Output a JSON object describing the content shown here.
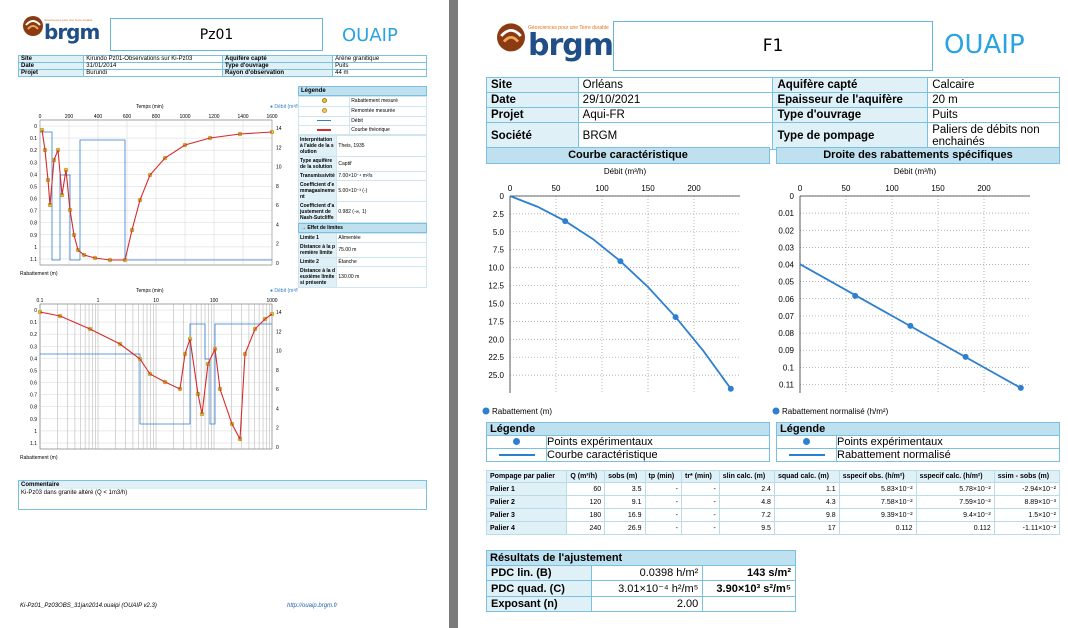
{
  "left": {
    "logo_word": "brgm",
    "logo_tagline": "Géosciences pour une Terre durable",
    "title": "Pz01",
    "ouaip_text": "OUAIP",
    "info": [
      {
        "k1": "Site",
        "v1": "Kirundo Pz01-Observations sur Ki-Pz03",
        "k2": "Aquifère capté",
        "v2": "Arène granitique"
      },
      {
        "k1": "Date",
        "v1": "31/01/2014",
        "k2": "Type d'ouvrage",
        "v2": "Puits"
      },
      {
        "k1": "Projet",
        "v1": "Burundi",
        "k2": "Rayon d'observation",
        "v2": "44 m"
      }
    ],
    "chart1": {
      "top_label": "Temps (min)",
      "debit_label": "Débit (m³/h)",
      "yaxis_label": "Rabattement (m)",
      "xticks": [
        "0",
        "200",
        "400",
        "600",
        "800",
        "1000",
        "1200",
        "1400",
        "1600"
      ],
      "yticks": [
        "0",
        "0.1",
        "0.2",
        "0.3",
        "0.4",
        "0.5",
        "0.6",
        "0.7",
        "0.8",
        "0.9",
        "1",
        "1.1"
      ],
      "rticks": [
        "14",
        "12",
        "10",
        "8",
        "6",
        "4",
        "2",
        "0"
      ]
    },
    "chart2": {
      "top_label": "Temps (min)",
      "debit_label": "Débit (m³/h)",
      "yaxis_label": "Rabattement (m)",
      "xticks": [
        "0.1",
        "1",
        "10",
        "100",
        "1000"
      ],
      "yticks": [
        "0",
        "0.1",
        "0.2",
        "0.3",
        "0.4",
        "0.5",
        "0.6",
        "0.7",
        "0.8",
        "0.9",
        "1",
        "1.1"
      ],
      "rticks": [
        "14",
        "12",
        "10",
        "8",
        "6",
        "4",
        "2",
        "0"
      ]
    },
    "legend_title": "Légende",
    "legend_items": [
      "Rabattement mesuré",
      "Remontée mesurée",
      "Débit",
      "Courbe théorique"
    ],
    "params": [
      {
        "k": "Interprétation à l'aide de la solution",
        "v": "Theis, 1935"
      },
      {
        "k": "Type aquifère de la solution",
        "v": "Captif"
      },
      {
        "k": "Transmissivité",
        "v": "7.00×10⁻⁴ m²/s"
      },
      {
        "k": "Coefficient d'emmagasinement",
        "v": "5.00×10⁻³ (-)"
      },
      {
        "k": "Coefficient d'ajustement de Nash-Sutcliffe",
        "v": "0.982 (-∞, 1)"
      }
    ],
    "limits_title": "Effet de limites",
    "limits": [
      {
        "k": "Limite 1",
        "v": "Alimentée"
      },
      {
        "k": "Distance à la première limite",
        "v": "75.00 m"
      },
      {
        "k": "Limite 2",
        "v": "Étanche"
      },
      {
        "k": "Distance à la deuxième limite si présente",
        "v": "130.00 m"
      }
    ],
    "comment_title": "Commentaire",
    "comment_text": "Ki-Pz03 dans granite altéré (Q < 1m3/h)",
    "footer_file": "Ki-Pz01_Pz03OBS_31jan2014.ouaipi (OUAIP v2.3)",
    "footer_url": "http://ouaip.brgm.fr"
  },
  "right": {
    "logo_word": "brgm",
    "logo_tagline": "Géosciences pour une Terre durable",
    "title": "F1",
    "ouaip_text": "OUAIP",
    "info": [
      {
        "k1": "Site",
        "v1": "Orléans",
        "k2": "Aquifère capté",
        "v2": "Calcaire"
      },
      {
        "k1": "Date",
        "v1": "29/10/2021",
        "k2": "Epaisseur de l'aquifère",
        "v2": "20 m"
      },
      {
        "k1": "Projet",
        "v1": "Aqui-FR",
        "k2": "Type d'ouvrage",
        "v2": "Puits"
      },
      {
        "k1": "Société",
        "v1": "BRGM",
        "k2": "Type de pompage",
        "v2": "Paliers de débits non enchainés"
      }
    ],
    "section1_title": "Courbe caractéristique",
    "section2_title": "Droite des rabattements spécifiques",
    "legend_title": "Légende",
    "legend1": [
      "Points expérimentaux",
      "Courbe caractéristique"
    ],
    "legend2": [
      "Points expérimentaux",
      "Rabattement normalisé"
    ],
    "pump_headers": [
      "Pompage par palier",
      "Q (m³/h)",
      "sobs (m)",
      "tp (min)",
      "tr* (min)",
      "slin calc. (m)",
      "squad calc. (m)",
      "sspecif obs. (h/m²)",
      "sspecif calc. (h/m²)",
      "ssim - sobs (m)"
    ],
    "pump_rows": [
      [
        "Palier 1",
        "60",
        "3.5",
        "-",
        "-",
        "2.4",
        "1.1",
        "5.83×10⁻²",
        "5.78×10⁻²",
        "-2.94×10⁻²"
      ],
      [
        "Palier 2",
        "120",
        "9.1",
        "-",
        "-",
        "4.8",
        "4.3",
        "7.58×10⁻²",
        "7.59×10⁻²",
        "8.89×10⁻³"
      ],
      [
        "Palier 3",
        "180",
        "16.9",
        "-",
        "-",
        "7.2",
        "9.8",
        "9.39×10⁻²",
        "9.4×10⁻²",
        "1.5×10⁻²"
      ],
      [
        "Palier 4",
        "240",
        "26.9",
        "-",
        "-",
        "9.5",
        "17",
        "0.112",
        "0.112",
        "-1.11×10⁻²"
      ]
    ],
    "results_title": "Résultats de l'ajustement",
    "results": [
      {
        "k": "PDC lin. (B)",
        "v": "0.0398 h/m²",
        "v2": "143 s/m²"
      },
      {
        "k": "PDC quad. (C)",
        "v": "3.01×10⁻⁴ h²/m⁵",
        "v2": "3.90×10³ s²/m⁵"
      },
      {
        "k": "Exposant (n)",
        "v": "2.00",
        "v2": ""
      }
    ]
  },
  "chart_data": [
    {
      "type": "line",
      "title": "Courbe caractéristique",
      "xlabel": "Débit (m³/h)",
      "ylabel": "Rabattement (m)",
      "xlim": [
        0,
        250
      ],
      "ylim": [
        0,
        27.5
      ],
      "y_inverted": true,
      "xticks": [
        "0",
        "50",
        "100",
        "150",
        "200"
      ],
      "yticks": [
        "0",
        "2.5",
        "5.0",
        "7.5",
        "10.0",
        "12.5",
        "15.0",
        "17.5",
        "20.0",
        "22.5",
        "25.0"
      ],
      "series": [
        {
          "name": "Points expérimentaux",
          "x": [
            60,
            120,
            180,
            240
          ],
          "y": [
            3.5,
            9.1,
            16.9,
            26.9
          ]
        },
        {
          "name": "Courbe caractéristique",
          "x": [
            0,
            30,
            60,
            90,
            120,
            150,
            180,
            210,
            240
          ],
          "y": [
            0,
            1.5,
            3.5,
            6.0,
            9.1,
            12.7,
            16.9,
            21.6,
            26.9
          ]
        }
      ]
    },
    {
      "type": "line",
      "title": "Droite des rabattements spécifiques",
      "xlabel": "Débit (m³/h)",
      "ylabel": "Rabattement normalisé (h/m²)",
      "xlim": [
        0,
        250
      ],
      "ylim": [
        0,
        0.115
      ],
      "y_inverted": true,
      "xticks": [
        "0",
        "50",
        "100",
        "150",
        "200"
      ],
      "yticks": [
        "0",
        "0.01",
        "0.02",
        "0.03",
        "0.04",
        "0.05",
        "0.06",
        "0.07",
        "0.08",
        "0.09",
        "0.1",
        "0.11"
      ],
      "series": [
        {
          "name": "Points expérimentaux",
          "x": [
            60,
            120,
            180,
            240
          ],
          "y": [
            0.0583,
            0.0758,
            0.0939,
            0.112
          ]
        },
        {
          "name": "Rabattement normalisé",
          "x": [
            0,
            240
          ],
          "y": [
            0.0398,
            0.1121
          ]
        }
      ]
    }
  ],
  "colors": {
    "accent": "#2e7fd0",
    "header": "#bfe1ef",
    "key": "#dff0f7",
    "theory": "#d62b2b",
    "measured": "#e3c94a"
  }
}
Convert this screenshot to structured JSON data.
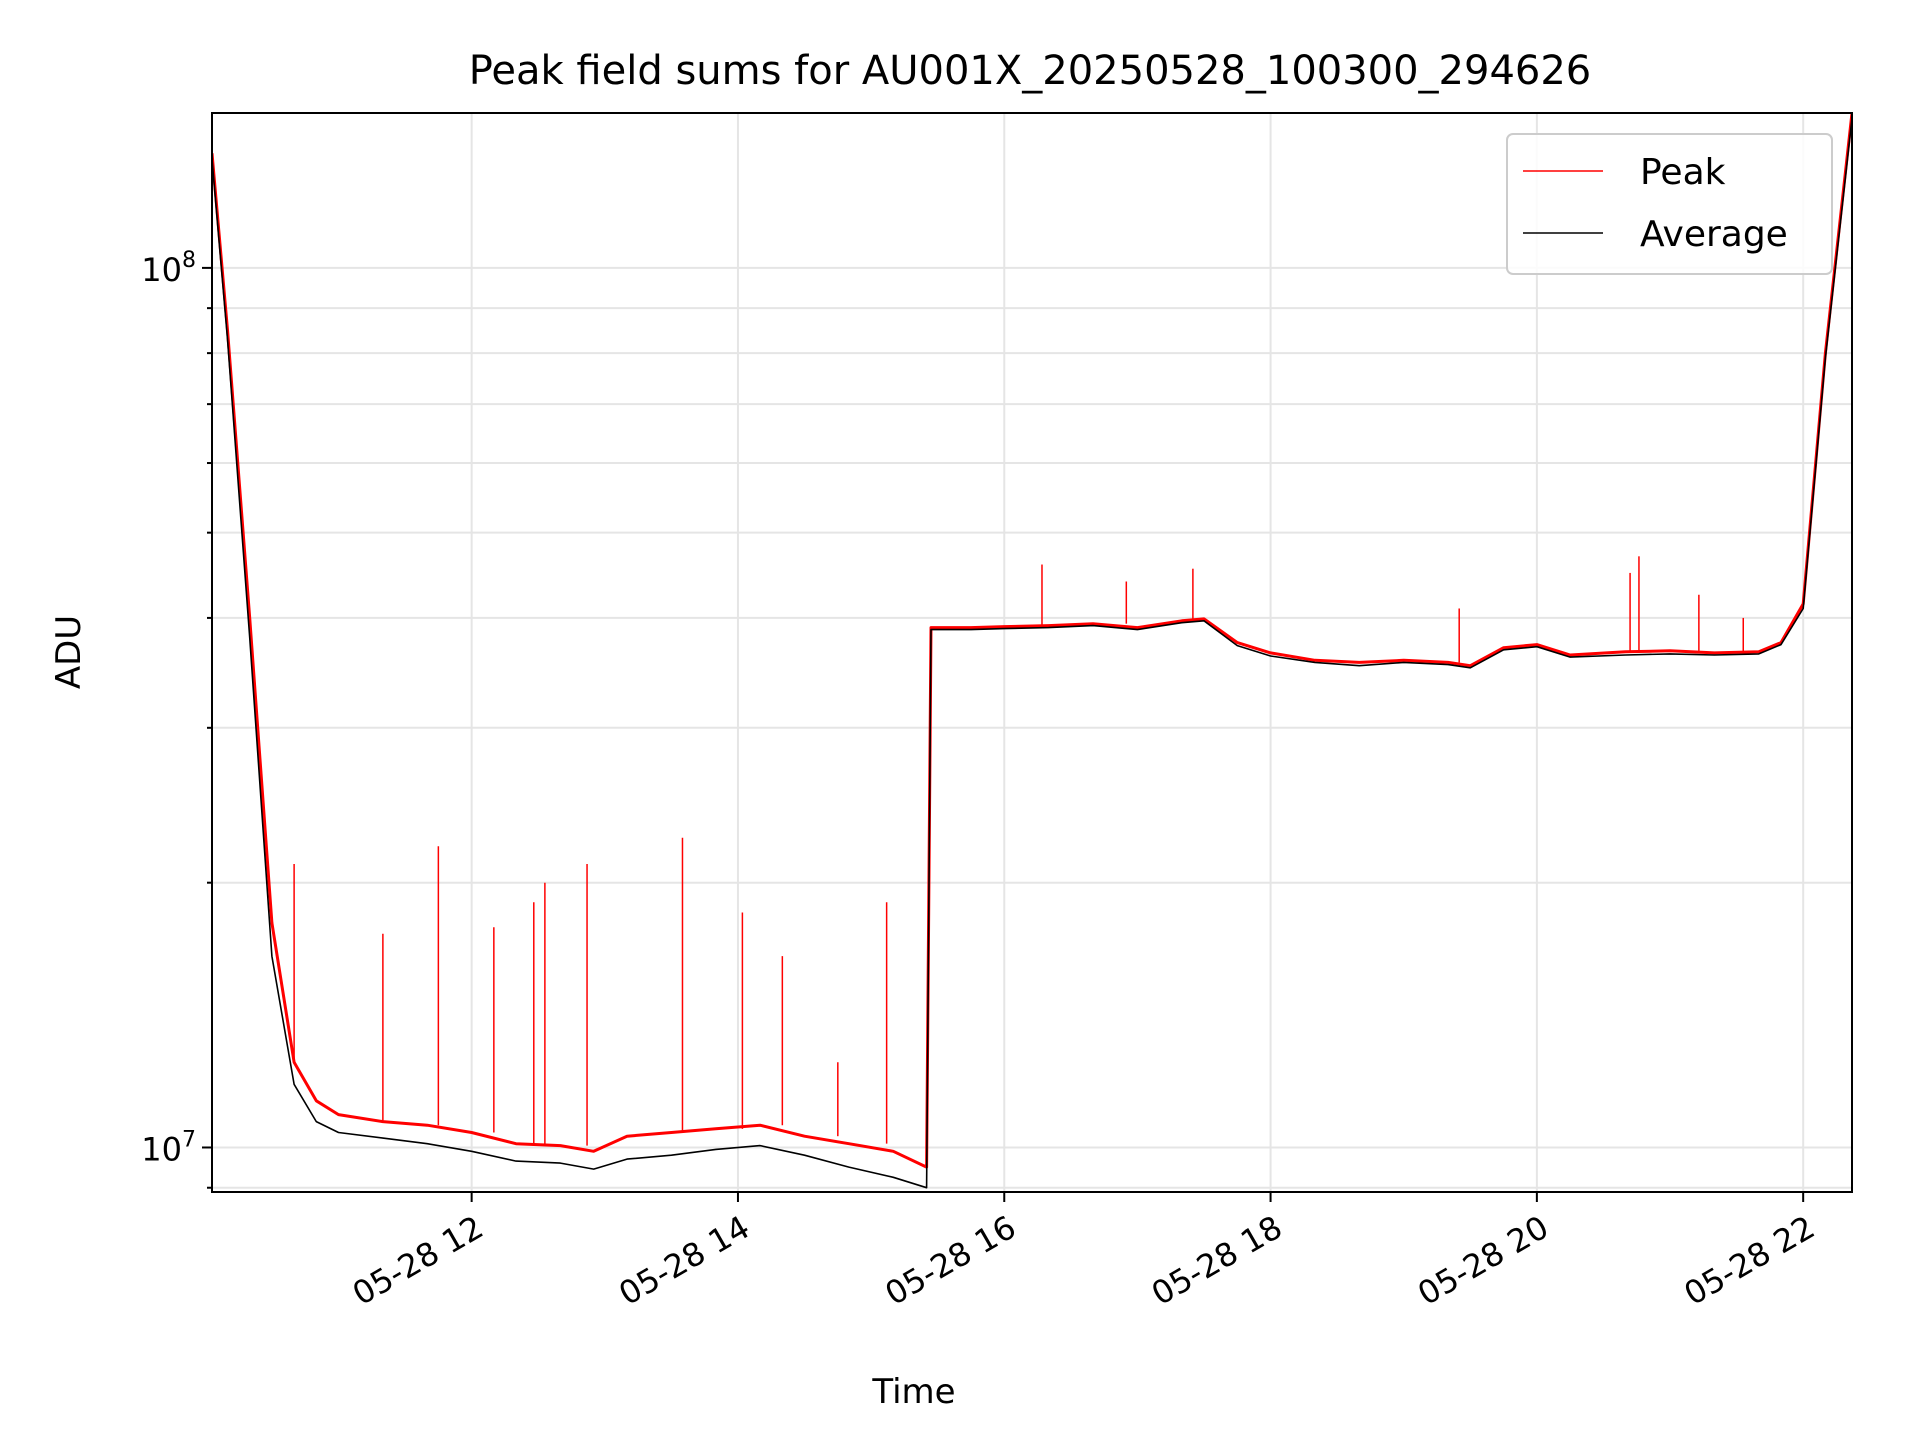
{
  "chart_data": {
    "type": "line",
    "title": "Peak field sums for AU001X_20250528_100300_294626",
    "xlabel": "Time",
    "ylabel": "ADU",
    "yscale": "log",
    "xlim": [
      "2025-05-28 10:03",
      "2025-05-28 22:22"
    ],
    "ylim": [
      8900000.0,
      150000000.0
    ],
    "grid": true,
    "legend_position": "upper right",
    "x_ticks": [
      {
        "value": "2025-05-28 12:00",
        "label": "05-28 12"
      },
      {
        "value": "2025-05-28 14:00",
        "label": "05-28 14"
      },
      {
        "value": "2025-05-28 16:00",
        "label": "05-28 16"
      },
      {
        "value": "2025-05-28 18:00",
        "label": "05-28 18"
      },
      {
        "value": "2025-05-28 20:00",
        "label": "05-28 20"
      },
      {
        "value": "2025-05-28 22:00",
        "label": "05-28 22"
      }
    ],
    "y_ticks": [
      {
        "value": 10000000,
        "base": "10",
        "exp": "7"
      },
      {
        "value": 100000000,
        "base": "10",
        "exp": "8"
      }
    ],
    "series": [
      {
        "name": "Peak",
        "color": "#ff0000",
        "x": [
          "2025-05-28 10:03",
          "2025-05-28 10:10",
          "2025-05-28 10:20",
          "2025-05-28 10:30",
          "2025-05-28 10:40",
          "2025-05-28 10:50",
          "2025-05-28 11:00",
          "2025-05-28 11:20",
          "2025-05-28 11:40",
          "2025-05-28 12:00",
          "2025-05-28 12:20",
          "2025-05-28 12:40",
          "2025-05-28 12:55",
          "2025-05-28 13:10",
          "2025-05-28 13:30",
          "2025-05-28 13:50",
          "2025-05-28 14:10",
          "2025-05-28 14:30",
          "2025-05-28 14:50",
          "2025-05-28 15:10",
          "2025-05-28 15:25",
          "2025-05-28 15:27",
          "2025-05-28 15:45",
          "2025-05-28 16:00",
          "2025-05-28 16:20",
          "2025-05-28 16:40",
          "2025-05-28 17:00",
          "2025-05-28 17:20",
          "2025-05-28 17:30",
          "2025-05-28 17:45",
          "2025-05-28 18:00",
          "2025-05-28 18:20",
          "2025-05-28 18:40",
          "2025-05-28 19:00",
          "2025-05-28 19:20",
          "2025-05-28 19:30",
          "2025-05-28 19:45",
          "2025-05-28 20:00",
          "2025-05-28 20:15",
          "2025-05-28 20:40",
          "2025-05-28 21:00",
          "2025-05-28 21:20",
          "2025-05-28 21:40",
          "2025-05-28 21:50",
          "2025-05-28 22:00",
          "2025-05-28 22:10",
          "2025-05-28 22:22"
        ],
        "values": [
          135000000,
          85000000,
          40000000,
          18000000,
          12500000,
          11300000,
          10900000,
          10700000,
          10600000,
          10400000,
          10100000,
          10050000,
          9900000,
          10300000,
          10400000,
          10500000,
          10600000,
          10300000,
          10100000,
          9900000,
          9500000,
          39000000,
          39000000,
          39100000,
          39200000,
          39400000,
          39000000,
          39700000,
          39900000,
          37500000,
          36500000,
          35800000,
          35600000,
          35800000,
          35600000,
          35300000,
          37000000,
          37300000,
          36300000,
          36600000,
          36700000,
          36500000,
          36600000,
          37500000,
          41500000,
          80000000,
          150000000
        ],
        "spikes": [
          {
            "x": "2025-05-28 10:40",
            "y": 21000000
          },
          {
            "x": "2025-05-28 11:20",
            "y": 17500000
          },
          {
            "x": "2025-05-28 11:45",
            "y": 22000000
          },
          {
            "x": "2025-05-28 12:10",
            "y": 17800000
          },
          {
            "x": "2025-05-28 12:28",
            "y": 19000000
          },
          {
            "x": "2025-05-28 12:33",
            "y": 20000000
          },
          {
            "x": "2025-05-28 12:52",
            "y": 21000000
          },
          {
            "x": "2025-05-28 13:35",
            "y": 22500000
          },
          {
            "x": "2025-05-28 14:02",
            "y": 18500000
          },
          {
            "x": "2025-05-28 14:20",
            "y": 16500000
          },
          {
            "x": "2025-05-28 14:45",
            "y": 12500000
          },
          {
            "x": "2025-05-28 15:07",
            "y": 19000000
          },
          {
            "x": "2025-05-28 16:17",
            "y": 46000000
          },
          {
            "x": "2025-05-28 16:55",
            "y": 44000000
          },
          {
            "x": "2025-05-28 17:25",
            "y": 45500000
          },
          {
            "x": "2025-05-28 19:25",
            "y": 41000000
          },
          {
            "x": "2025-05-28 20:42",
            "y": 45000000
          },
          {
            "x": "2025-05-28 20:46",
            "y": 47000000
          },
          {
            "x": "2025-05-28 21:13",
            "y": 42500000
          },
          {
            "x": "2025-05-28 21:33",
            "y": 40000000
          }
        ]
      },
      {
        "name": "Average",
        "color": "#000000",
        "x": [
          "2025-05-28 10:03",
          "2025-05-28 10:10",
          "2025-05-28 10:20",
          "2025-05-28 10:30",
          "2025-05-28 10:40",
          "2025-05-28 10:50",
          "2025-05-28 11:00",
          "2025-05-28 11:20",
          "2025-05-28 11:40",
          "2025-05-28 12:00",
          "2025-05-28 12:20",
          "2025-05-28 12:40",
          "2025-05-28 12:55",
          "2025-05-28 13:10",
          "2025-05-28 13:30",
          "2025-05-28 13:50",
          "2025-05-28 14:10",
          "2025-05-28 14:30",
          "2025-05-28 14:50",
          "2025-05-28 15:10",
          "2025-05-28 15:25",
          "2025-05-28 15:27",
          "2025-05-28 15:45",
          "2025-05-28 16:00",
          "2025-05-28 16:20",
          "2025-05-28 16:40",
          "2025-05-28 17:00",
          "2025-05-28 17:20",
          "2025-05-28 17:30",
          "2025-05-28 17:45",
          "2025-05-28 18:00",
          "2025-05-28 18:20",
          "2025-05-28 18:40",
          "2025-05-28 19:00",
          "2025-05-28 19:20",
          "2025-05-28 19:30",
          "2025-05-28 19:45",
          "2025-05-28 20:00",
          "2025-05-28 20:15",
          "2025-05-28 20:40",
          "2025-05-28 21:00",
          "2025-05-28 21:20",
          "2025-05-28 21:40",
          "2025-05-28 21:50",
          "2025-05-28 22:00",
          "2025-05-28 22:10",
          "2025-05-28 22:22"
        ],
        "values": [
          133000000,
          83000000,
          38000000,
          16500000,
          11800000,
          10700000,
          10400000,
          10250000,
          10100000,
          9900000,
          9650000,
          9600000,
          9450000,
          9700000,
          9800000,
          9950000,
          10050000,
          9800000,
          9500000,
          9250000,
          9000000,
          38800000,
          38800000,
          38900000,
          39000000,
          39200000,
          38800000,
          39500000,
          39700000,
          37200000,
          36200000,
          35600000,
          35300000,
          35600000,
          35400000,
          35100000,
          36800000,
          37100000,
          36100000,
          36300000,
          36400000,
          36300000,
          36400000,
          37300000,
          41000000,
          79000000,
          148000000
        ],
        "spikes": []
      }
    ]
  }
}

━━━━━━━━━━━━━━━━

Which lines contain the word "name"? Copy each of them.

          "name": "Points expérimentaux",
          "name": "Courbe caractéristique",
          "name": "Points expérimentaux",
          "name": "Rabattement normalisé",
        "name": "Peak",
        "name": "Average",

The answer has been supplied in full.